[Data entries]
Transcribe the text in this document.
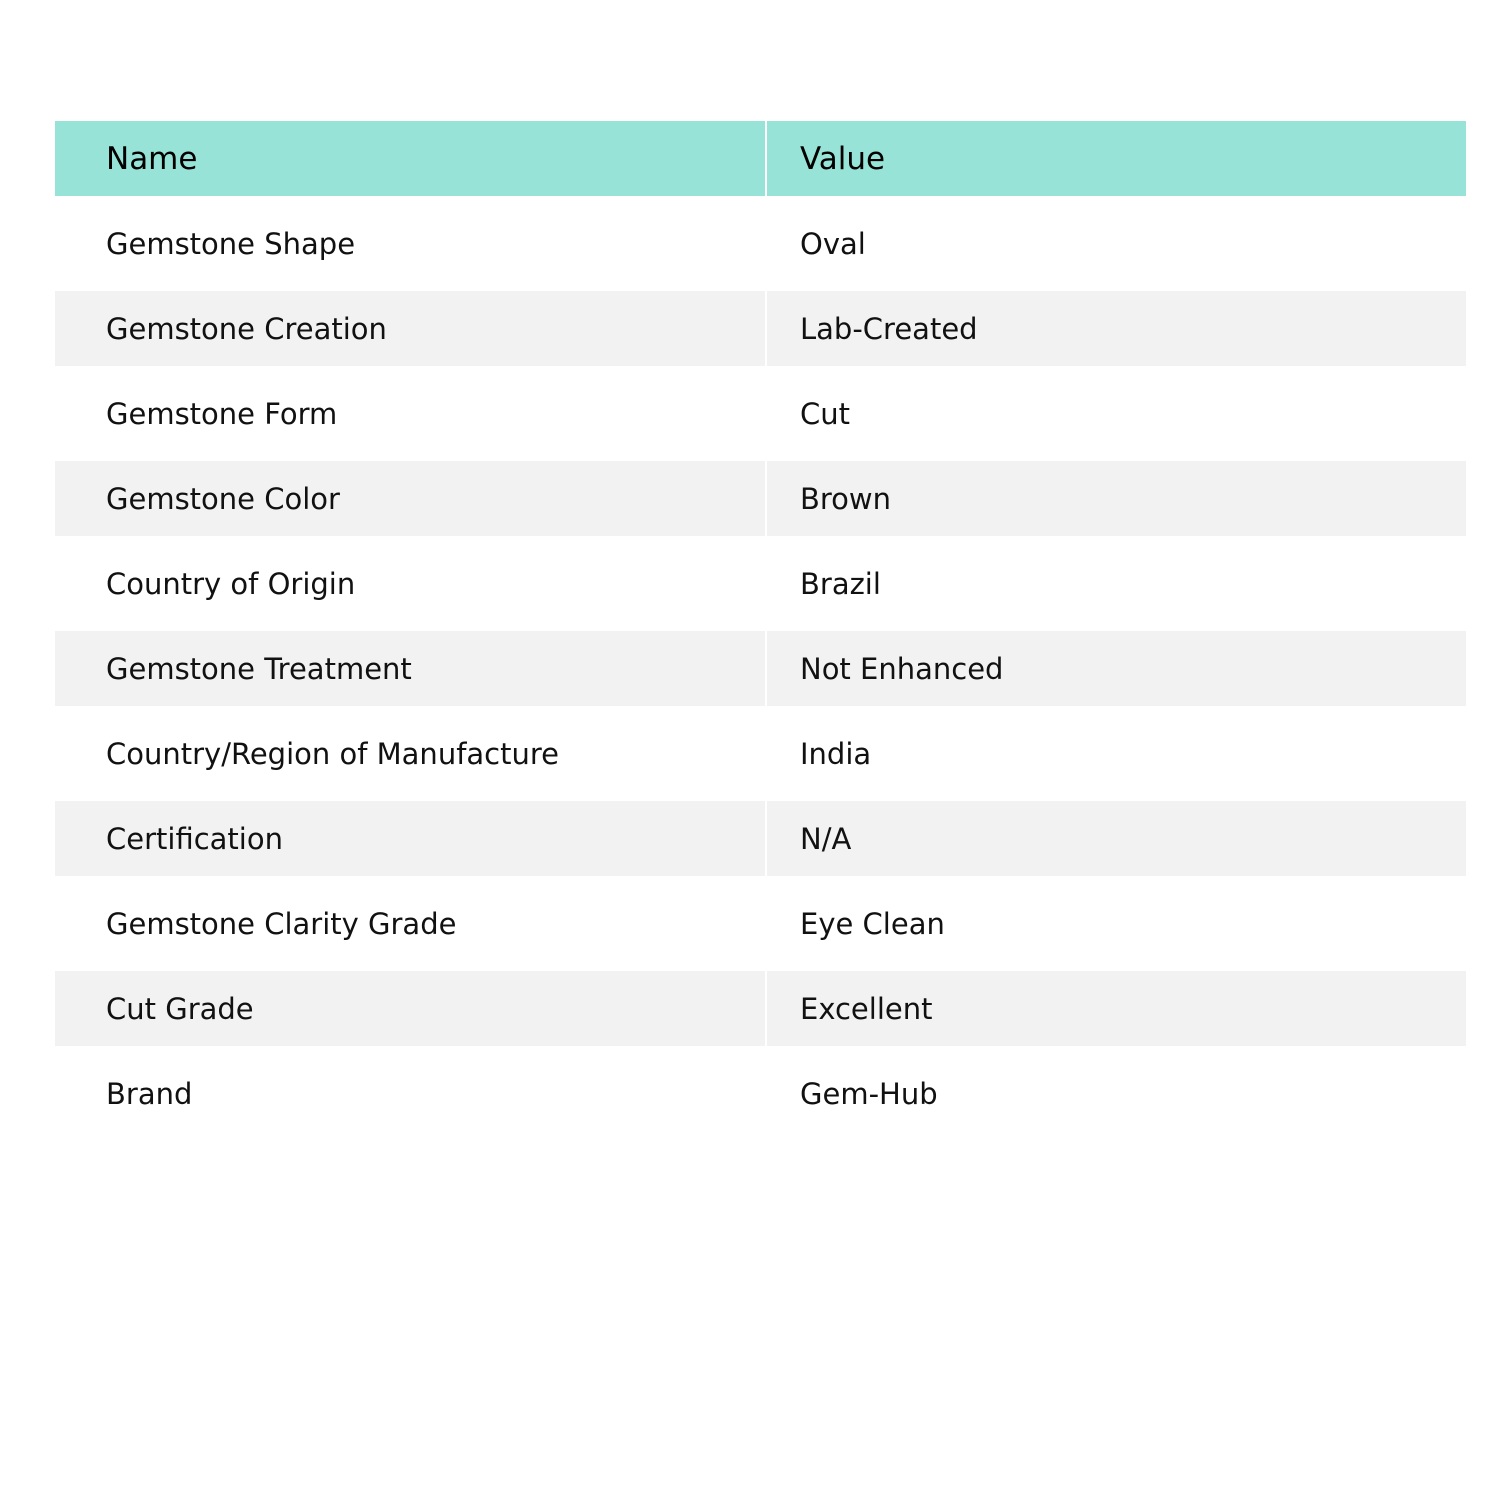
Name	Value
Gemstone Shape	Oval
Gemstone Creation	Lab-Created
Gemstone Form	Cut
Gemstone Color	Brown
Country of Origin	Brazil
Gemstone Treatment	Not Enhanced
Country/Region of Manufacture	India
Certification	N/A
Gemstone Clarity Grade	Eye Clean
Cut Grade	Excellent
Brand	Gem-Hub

### What you are asked to do:
Give an exact copy of the material, leaving out every picture.

### Task response:
Transcribe the text in this document.
Name	Value
Gemstone Shape	Oval
Gemstone Creation	Lab-Created
Gemstone Form	Cut
Gemstone Color	Brown
Country of Origin	Brazil
Gemstone Treatment	Not Enhanced
Country/Region of Manufacture	India
Certification	N/A
Gemstone Clarity Grade	Eye Clean
Cut Grade	Excellent
Brand	Gem-Hub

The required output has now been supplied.